**** Data entries ****

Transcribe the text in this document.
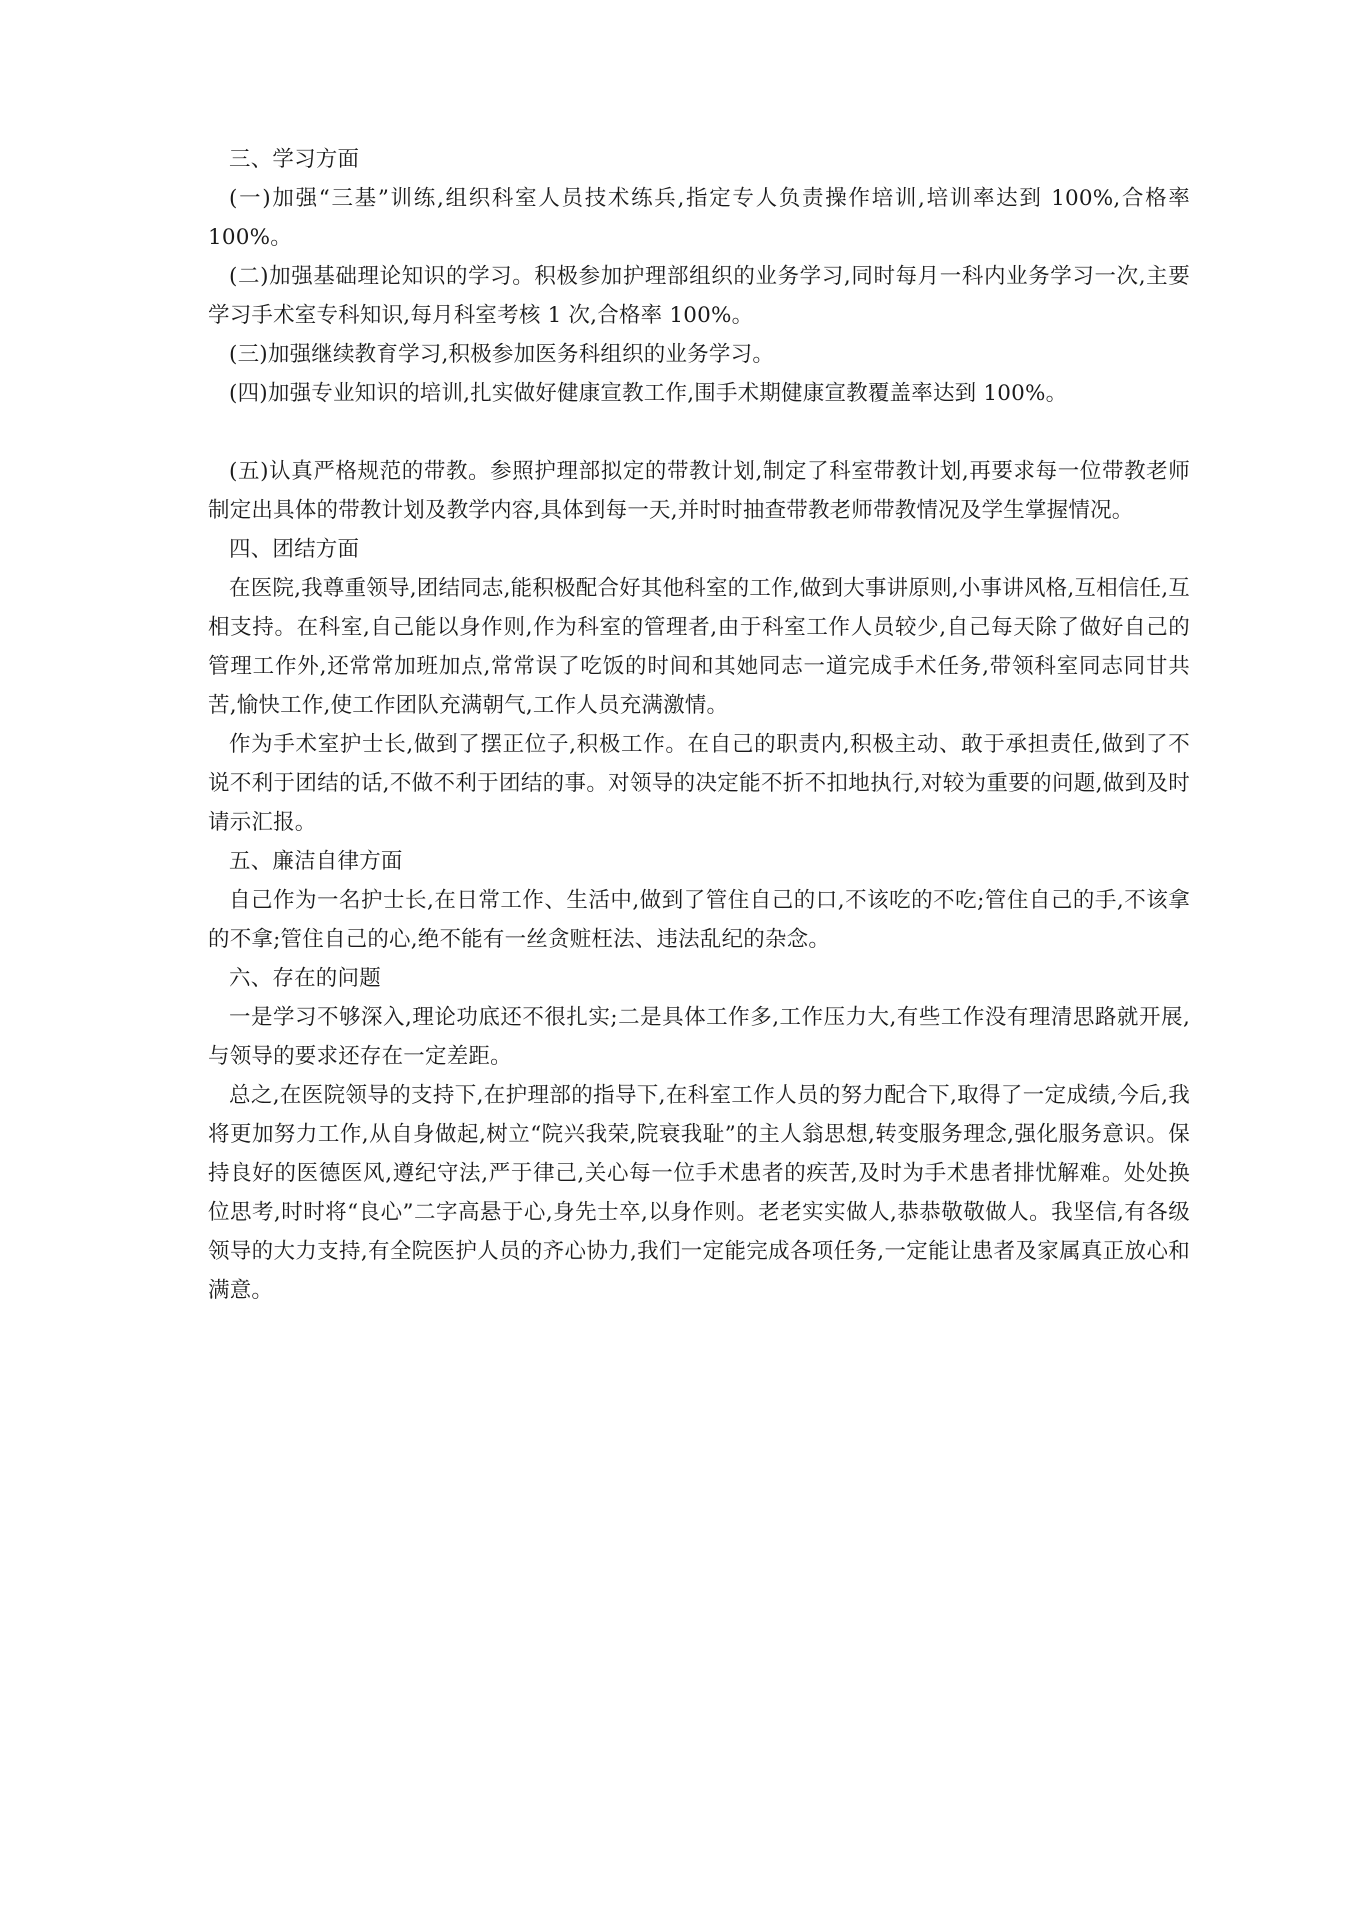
三、学习方面

(一)加强“三基”训练,组织科室人员技术练兵,指定专人负责操作培训,培训率达到 100%,合格率 100%。

(二)加强基础理论知识的学习。积极参加护理部组织的业务学习,同时每月一科内业务学习一次,主要学习手术室专科知识,每月科室考核 1 次,合格率 100%。

(三)加强继续教育学习,积极参加医务科组织的业务学习。

(四)加强专业知识的培训,扎实做好健康宣教工作,围手术期健康宣教覆盖率达到 100%。

(五)认真严格规范的带教。参照护理部拟定的带教计划,制定了科室带教计划,再要求每一位带教老师制定出具体的带教计划及教学内容,具体到每一天,并时时抽查带教老师带教情况及学生掌握情况。

四、团结方面

在医院,我尊重领导,团结同志,能积极配合好其他科室的工作,做到大事讲原则,小事讲风格,互相信任,互相支持。在科室,自己能以身作则,作为科室的管理者,由于科室工作人员较少,自己每天除了做好自己的管理工作外,还常常加班加点,常常误了吃饭的时间和其她同志一道完成手术任务,带领科室同志同甘共苦,愉快工作,使工作团队充满朝气,工作人员充满激情。

作为手术室护士长,做到了摆正位子,积极工作。在自己的职责内,积极主动、敢于承担责任,做到了不说不利于团结的话,不做不利于团结的事。对领导的决定能不折不扣地执行,对较为重要的问题,做到及时请示汇报。

五、廉洁自律方面

自己作为一名护士长,在日常工作、生活中,做到了管住自己的口,不该吃的不吃;管住自己的手,不该拿的不拿;管住自己的心,绝不能有一丝贪赃枉法、违法乱纪的杂念。

六、存在的问题

一是学习不够深入,理论功底还不很扎实;二是具体工作多,工作压力大,有些工作没有理清思路就开展,与领导的要求还存在一定差距。

总之,在医院领导的支持下,在护理部的指导下,在科室工作人员的努力配合下,取得了一定成绩,今后,我将更加努力工作,从自身做起,树立“院兴我荣,院衰我耻”的主人翁思想,转变服务理念,强化服务意识。保持良好的医德医风,遵纪守法,严于律己,关心每一位手术患者的疾苦,及时为手术患者排忧解难。处处换位思考,时时将“良心”二字高悬于心,身先士卒,以身作则。老老实实做人,恭恭敬敬做人。我坚信,有各级领导的大力支持,有全院医护人员的齐心协力,我们一定能完成各项任务,一定能让患者及家属真正放心和满意。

****

Task objective:
Each record must be quoted in full and exactly. Do not include the pictures.

The solution:
Transcribe the text in this document.
三、学习方面

(一)加强“三基”训练,组织科室人员技术练兵,指定专人负责操作培训,培训率达到 100%,合格率 100%。

(二)加强基础理论知识的学习。积极参加护理部组织的业务学习,同时每月一科内业务学习一次,主要学习手术室专科知识,每月科室考核 1 次,合格率 100%。

(三)加强继续教育学习,积极参加医务科组织的业务学习。

(四)加强专业知识的培训,扎实做好健康宣教工作,围手术期健康宣教覆盖率达到 100%。

(五)认真严格规范的带教。参照护理部拟定的带教计划,制定了科室带教计划,再要求每一位带教老师制定出具体的带教计划及教学内容,具体到每一天,并时时抽查带教老师带教情况及学生掌握情况。

四、团结方面

在医院,我尊重领导,团结同志,能积极配合好其他科室的工作,做到大事讲原则,小事讲风格,互相信任,互相支持。在科室,自己能以身作则,作为科室的管理者,由于科室工作人员较少,自己每天除了做好自己的管理工作外,还常常加班加点,常常误了吃饭的时间和其她同志一道完成手术任务,带领科室同志同甘共苦,愉快工作,使工作团队充满朝气,工作人员充满激情。

作为手术室护士长,做到了摆正位子,积极工作。在自己的职责内,积极主动、敢于承担责任,做到了不说不利于团结的话,不做不利于团结的事。对领导的决定能不折不扣地执行,对较为重要的问题,做到及时请示汇报。

五、廉洁自律方面

自己作为一名护士长,在日常工作、生活中,做到了管住自己的口,不该吃的不吃;管住自己的手,不该拿的不拿;管住自己的心,绝不能有一丝贪赃枉法、违法乱纪的杂念。

六、存在的问题

一是学习不够深入,理论功底还不很扎实;二是具体工作多,工作压力大,有些工作没有理清思路就开展,与领导的要求还存在一定差距。

总之,在医院领导的支持下,在护理部的指导下,在科室工作人员的努力配合下,取得了一定成绩,今后,我将更加努力工作,从自身做起,树立“院兴我荣,院衰我耻”的主人翁思想,转变服务理念,强化服务意识。保持良好的医德医风,遵纪守法,严于律己,关心每一位手术患者的疾苦,及时为手术患者排忧解难。处处换位思考,时时将“良心”二字高悬于心,身先士卒,以身作则。老老实实做人,恭恭敬敬做人。我坚信,有各级领导的大力支持,有全院医护人员的齐心协力,我们一定能完成各项任务,一定能让患者及家属真正放心和满意。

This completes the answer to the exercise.